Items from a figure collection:
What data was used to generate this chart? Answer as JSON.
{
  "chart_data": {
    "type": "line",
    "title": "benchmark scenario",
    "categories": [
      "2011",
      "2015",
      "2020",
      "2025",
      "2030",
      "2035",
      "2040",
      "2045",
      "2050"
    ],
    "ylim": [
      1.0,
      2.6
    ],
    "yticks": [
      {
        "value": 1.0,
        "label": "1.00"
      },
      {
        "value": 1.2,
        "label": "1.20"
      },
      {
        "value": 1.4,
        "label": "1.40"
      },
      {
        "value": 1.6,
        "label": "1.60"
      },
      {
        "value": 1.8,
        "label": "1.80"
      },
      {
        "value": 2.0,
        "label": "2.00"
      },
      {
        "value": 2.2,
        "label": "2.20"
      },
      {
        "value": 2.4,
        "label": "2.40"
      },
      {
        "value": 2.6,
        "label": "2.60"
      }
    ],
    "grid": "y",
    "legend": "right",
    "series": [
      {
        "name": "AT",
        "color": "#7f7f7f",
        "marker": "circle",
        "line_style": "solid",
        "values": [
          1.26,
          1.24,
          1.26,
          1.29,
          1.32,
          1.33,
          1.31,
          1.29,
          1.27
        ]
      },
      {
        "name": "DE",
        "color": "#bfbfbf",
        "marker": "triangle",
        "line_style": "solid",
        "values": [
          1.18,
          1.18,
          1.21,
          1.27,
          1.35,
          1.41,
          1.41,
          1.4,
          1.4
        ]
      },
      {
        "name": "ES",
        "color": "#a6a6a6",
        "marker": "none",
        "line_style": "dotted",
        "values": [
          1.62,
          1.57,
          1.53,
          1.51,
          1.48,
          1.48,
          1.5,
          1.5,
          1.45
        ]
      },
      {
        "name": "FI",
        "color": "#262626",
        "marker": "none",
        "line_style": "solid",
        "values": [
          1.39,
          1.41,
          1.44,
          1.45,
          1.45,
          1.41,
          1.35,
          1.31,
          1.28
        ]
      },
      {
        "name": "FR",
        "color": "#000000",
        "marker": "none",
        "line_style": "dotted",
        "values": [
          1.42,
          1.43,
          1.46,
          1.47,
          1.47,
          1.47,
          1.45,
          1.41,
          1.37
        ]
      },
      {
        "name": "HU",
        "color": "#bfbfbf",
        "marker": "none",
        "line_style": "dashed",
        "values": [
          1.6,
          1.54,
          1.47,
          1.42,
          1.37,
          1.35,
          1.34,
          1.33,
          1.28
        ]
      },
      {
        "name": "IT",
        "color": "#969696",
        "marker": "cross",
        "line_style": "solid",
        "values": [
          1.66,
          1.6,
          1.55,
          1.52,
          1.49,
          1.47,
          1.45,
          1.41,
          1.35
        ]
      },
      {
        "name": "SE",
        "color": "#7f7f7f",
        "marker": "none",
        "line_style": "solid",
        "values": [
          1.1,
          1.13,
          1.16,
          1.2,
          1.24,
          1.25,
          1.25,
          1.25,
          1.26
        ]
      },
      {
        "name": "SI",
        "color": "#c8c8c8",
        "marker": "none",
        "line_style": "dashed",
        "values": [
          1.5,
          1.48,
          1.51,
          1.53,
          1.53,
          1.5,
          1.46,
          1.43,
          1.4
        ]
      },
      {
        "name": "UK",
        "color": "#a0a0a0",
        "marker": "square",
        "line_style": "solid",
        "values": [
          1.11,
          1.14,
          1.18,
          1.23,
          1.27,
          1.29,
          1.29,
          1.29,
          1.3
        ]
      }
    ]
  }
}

▸ What needs to be done:
Your task is to gather all lines from the entries above that hold the word "color".

▸ Answer to the task:
        "color": "#7f7f7f",
        "color": "#bfbfbf",
        "color": "#a6a6a6",
        "color": "#262626",
        "color": "#000000",
        "color": "#bfbfbf",
        "color": "#969696",
        "color": "#7f7f7f",
        "color": "#c8c8c8",
        "color": "#a0a0a0",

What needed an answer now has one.